Written request → Return all of the data exactly as written, without the pictures.

Dataset items
============================================================
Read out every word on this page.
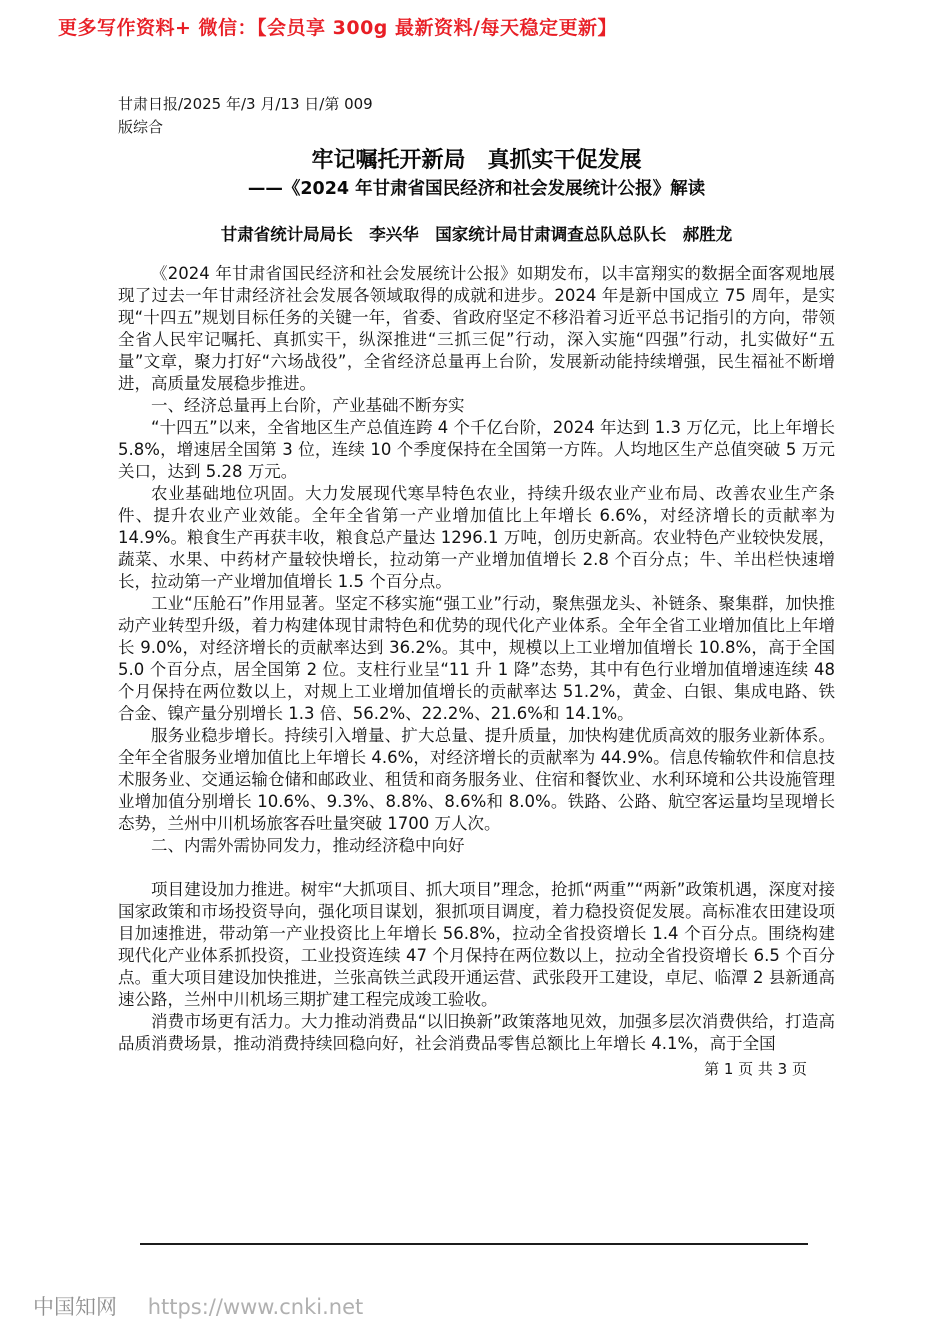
更多写作资料+ 微信：【会员享 300g 最新资料/每天稳定更新】
甘肃日报/2025 年/3 月/13 日/第 009
版综合
牢记嘱托开新局　真抓实干促发展
——《2024 年甘肃省国民经济和社会发展统计公报》解读
甘肃省统计局局长　李兴华　国家统计局甘肃调查总队总队长　郝胜龙

《2024 年甘肃省国民经济和社会发展统计公报》如期发布，以丰富翔实的数据全面客观地展现了过去一年甘肃经济社会发展各领域取得的成就和进步。2024 年是新中国成立 75 周年，是实现“十四五”规划目标任务的关键一年，省委、省政府坚定不移沿着习近平总书记指引的方向，带领全省人民牢记嘱托、真抓实干，纵深推进“三抓三促”行动，深入实施“四强”行动，扎实做好“五量”文章，聚力打好“六场战役”，全省经济总量再上台阶，发展新动能持续增强，民生福祉不断增进，高质量发展稳步推进。

一、经济总量再上台阶，产业基础不断夯实

“十四五”以来，全省地区生产总值连跨 4 个千亿台阶，2024 年达到 1.3 万亿元，比上年增长 5.8%，增速居全国第 3 位，连续 10 个季度保持在全国第一方阵。人均地区生产总值突破 5 万元关口，达到 5.28 万元。

农业基础地位巩固。大力发展现代寒旱特色农业，持续升级农业产业布局、改善农业生产条件、提升农业产业效能。全年全省第一产业增加值比上年增长 6.6%，对经济增长的贡献率为 14.9%。粮食生产再获丰收，粮食总产量达 1296.1 万吨，创历史新高。农业特色产业较快发展，蔬菜、水果、中药材产量较快增长，拉动第一产业增加值增长 2.8 个百分点；牛、羊出栏快速增长，拉动第一产业增加值增长 1.5 个百分点。

工业“压舱石”作用显著。坚定不移实施“强工业”行动，聚焦强龙头、补链条、聚集群，加快推动产业转型升级，着力构建体现甘肃特色和优势的现代化产业体系。全年全省工业增加值比上年增长 9.0%，对经济增长的贡献率达到 36.2%。其中，规模以上工业增加值增长 10.8%，高于全国 5.0 个百分点，居全国第 2 位。支柱行业呈“11 升 1 降”态势，其中有色行业增加值增速连续 48 个月保持在两位数以上，对规上工业增加值增长的贡献率达 51.2%，黄金、白银、集成电路、铁合金、镍产量分别增长 1.3 倍、56.2%、22.2%、21.6%和 14.1%。

服务业稳步增长。持续引入增量、扩大总量、提升质量，加快构建优质高效的服务业新体系。全年全省服务业增加值比上年增长 4.6%，对经济增长的贡献率为 44.9%。信息传输软件和信息技术服务业、交通运输仓储和邮政业、租赁和商务服务业、住宿和餐饮业、水利环境和公共设施管理业增加值分别增长 10.6%、9.3%、8.8%、8.6%和 8.0%。铁路、公路、航空客运量均呈现增长态势，兰州中川机场旅客吞吐量突破 1700 万人次。

二、内需外需协同发力，推动经济稳中向好

项目建设加力推进。树牢“大抓项目、抓大项目”理念，抢抓“两重”“两新”政策机遇，深度对接国家政策和市场投资导向，强化项目谋划，狠抓项目调度，着力稳投资促发展。高标准农田建设项目加速推进，带动第一产业投资比上年增长 56.8%，拉动全省投资增长 1.4 个百分点。围绕构建现代化产业体系抓投资，工业投资连续 47 个月保持在两位数以上，拉动全省投资增长 6.5 个百分点。重大项目建设加快推进，兰张高铁兰武段开通运营、武张段开工建设，卓尼、临潭 2 县新通高速公路，兰州中川机场三期扩建工程完成竣工验收。

消费市场更有活力。大力推动消费品“以旧换新”政策落地见效，加强多层次消费供给，打造高品质消费场景，推动消费持续回稳向好，社会消费品零售总额比上年增长 4.1%，高于全国

第 1 页 共 3 页
中国知网 https://www.cnki.net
============================================================
Solution →
Read out every word on this page.
更多写作资料+ 微信：【会员享 300g 最新资料/每天稳定更新】
甘肃日报/2025 年/3 月/13 日/第 009
版综合
牢记嘱托开新局　真抓实干促发展
——《2024 年甘肃省国民经济和社会发展统计公报》解读
甘肃省统计局局长　李兴华　国家统计局甘肃调查总队总队长　郝胜龙

《2024 年甘肃省国民经济和社会发展统计公报》如期发布，以丰富翔实的数据全面客观地展现了过去一年甘肃经济社会发展各领域取得的成就和进步。2024 年是新中国成立 75 周年，是实现“十四五”规划目标任务的关键一年，省委、省政府坚定不移沿着习近平总书记指引的方向，带领全省人民牢记嘱托、真抓实干，纵深推进“三抓三促”行动，深入实施“四强”行动，扎实做好“五量”文章，聚力打好“六场战役”，全省经济总量再上台阶，发展新动能持续增强，民生福祉不断增进，高质量发展稳步推进。

一、经济总量再上台阶，产业基础不断夯实

“十四五”以来，全省地区生产总值连跨 4 个千亿台阶，2024 年达到 1.3 万亿元，比上年增长 5.8%，增速居全国第 3 位，连续 10 个季度保持在全国第一方阵。人均地区生产总值突破 5 万元关口，达到 5.28 万元。

农业基础地位巩固。大力发展现代寒旱特色农业，持续升级农业产业布局、改善农业生产条件、提升农业产业效能。全年全省第一产业增加值比上年增长 6.6%，对经济增长的贡献率为 14.9%。粮食生产再获丰收，粮食总产量达 1296.1 万吨，创历史新高。农业特色产业较快发展，蔬菜、水果、中药材产量较快增长，拉动第一产业增加值增长 2.8 个百分点；牛、羊出栏快速增长，拉动第一产业增加值增长 1.5 个百分点。

工业“压舱石”作用显著。坚定不移实施“强工业”行动，聚焦强龙头、补链条、聚集群，加快推动产业转型升级，着力构建体现甘肃特色和优势的现代化产业体系。全年全省工业增加值比上年增长 9.0%，对经济增长的贡献率达到 36.2%。其中，规模以上工业增加值增长 10.8%，高于全国 5.0 个百分点，居全国第 2 位。支柱行业呈“11 升 1 降”态势，其中有色行业增加值增速连续 48 个月保持在两位数以上，对规上工业增加值增长的贡献率达 51.2%，黄金、白银、集成电路、铁合金、镍产量分别增长 1.3 倍、56.2%、22.2%、21.6%和 14.1%。

服务业稳步增长。持续引入增量、扩大总量、提升质量，加快构建优质高效的服务业新体系。全年全省服务业增加值比上年增长 4.6%，对经济增长的贡献率为 44.9%。信息传输软件和信息技术服务业、交通运输仓储和邮政业、租赁和商务服务业、住宿和餐饮业、水利环境和公共设施管理业增加值分别增长 10.6%、9.3%、8.8%、8.6%和 8.0%。铁路、公路、航空客运量均呈现增长态势，兰州中川机场旅客吞吐量突破 1700 万人次。

二、内需外需协同发力，推动经济稳中向好

项目建设加力推进。树牢“大抓项目、抓大项目”理念，抢抓“两重”“两新”政策机遇，深度对接国家政策和市场投资导向，强化项目谋划，狠抓项目调度，着力稳投资促发展。高标准农田建设项目加速推进，带动第一产业投资比上年增长 56.8%，拉动全省投资增长 1.4 个百分点。围绕构建现代化产业体系抓投资，工业投资连续 47 个月保持在两位数以上，拉动全省投资增长 6.5 个百分点。重大项目建设加快推进，兰张高铁兰武段开通运营、武张段开工建设，卓尼、临潭 2 县新通高速公路，兰州中川机场三期扩建工程完成竣工验收。

消费市场更有活力。大力推动消费品“以旧换新”政策落地见效，加强多层次消费供给，打造高品质消费场景，推动消费持续回稳向好，社会消费品零售总额比上年增长 4.1%，高于全国

第 1 页 共 3 页
中国知网 https://www.cnki.net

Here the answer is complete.